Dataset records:
================================

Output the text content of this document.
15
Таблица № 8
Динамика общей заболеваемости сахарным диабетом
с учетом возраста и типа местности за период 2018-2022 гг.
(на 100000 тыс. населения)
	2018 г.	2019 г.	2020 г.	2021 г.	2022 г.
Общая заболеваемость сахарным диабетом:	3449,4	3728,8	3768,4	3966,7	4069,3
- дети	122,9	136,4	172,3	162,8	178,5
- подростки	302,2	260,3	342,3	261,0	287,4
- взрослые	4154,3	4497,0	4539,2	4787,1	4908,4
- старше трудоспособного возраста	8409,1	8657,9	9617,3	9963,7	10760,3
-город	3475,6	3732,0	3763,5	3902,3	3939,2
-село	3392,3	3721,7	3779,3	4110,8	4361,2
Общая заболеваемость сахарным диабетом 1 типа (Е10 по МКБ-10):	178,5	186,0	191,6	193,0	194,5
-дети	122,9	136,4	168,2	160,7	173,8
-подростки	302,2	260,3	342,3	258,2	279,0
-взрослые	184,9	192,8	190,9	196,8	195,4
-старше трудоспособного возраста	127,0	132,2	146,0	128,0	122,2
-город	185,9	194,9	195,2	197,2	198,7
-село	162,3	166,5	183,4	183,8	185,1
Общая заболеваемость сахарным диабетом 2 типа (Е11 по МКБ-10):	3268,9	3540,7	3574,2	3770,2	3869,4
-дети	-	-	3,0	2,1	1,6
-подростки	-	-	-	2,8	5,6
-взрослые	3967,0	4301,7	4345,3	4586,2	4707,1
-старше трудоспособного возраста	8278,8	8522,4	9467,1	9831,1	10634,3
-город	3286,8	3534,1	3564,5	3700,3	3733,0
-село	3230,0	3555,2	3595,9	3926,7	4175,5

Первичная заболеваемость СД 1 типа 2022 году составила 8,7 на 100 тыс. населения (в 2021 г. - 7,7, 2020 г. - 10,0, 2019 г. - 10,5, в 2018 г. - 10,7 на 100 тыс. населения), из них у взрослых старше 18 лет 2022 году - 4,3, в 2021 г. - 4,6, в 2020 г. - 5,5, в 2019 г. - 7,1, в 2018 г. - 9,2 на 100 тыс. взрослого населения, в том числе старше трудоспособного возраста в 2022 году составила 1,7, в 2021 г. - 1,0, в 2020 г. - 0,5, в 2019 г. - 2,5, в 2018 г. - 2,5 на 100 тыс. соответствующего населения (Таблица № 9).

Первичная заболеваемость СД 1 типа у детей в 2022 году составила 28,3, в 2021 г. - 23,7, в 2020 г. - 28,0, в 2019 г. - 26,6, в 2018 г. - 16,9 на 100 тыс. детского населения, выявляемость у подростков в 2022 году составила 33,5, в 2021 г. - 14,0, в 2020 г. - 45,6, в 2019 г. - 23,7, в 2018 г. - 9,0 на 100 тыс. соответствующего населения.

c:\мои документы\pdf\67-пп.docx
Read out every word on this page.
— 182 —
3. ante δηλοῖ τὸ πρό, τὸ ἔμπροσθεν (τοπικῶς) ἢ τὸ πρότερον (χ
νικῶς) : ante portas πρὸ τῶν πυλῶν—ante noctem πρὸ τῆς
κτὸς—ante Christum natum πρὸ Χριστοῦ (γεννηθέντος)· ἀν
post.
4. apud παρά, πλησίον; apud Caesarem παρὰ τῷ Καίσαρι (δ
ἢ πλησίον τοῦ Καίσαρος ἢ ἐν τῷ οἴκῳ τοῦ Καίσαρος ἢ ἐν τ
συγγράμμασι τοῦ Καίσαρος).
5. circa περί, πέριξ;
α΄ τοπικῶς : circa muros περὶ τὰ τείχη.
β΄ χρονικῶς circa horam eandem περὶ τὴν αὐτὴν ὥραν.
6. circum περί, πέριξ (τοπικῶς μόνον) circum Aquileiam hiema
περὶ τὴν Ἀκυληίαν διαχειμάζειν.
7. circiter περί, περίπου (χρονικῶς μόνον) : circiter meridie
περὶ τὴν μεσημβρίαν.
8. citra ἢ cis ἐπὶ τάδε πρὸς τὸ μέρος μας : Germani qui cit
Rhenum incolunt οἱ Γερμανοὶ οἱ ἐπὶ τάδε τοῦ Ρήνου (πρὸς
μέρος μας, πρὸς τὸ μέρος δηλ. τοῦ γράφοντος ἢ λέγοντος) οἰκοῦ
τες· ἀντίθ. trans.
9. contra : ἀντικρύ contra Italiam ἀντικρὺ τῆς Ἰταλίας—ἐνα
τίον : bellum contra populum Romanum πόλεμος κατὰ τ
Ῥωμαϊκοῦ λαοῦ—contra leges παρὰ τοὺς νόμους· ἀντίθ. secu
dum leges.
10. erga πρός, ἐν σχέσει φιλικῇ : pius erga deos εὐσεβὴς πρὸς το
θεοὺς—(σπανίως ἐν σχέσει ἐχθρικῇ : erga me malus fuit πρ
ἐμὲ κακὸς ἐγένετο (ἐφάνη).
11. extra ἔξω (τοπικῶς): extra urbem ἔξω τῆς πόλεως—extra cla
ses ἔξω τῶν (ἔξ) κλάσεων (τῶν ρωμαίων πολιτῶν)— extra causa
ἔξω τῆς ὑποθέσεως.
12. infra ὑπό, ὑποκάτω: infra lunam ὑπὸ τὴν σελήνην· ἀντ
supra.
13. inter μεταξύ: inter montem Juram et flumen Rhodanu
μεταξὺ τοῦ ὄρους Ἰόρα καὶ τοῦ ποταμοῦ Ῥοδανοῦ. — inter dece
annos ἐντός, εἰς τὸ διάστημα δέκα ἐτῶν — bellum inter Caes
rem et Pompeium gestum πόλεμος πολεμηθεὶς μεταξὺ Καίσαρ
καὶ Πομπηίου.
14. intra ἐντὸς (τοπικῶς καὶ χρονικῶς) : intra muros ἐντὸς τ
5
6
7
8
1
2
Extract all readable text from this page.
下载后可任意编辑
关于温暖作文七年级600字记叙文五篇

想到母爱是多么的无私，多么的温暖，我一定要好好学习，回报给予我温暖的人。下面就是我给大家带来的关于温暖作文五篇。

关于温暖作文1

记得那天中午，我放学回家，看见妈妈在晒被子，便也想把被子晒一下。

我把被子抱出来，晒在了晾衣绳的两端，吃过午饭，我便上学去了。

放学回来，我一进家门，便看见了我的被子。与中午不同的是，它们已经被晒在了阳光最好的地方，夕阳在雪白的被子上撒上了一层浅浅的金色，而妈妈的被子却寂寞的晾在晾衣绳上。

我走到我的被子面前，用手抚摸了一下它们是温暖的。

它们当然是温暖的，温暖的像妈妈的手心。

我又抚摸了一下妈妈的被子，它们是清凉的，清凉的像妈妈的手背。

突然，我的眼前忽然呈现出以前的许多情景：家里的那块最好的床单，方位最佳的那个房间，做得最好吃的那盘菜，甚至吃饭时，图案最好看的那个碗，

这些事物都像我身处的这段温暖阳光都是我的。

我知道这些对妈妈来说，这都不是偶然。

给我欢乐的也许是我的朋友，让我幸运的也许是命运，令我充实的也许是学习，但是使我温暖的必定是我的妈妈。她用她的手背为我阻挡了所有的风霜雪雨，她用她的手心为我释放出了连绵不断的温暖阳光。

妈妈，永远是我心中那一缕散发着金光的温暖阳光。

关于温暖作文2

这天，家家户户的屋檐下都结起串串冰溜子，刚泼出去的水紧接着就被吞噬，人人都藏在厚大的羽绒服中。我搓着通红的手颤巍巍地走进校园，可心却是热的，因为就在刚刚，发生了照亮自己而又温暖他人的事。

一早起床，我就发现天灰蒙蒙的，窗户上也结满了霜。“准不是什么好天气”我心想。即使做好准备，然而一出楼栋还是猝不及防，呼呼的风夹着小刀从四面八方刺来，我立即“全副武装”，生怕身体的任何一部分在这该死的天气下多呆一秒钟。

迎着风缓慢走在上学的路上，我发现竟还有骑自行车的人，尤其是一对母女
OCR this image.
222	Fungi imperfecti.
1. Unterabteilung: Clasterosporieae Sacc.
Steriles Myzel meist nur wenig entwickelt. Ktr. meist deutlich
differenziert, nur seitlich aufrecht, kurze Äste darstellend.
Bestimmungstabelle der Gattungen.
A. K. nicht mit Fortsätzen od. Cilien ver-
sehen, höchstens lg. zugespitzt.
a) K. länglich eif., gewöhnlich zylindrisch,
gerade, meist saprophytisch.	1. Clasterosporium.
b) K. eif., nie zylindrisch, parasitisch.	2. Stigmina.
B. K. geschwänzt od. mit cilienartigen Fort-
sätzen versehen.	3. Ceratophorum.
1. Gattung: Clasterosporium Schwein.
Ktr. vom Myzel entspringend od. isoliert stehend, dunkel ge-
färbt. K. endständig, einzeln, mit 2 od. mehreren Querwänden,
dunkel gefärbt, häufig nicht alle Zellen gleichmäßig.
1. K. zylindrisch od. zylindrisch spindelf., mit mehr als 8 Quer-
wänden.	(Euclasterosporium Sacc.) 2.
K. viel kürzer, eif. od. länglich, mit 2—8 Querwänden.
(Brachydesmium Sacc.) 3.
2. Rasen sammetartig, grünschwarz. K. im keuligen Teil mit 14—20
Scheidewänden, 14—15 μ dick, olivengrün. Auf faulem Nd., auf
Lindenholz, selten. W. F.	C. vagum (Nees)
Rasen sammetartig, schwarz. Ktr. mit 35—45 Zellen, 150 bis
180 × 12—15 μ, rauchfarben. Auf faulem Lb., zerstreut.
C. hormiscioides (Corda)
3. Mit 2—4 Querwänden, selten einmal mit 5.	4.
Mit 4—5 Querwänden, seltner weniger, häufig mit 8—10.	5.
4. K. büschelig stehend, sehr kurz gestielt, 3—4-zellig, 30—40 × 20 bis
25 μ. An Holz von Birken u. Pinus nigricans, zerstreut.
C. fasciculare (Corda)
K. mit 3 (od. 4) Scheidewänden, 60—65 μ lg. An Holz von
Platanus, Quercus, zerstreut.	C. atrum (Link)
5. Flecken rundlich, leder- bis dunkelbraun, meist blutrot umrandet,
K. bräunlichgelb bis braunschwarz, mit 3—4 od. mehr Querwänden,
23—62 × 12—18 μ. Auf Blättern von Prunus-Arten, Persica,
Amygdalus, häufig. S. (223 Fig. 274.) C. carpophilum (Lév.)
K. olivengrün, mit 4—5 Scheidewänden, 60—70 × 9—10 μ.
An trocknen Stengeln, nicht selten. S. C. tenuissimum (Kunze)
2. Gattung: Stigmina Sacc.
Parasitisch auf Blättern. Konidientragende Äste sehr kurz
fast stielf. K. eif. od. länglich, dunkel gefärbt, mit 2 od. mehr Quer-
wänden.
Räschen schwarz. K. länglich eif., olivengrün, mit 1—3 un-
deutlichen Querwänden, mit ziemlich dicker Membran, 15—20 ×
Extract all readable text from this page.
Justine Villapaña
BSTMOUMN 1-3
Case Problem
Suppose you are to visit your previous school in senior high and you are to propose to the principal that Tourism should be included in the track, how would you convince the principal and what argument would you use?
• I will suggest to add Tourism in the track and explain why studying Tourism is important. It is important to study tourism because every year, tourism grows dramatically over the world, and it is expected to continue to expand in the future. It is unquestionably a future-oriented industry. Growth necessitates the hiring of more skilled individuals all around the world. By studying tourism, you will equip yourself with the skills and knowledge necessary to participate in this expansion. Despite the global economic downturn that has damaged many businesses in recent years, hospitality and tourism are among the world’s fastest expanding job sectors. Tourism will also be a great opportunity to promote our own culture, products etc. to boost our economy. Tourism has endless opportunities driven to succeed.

================================

» **Exercise instructions**
Look through the data above. Each line containing the word "χρονικῶς" needs to be copied.

» **The result**
β΄ χρονικῶς circa horam eandem περὶ τὴν αὐτὴν ὥραν.
7. circiter περί, περίπου (χρονικῶς μόνον) : circiter meridie
14. intra ἐντὸς (τοπικῶς καὶ χρονικῶς) : intra muros ἐντὸς τ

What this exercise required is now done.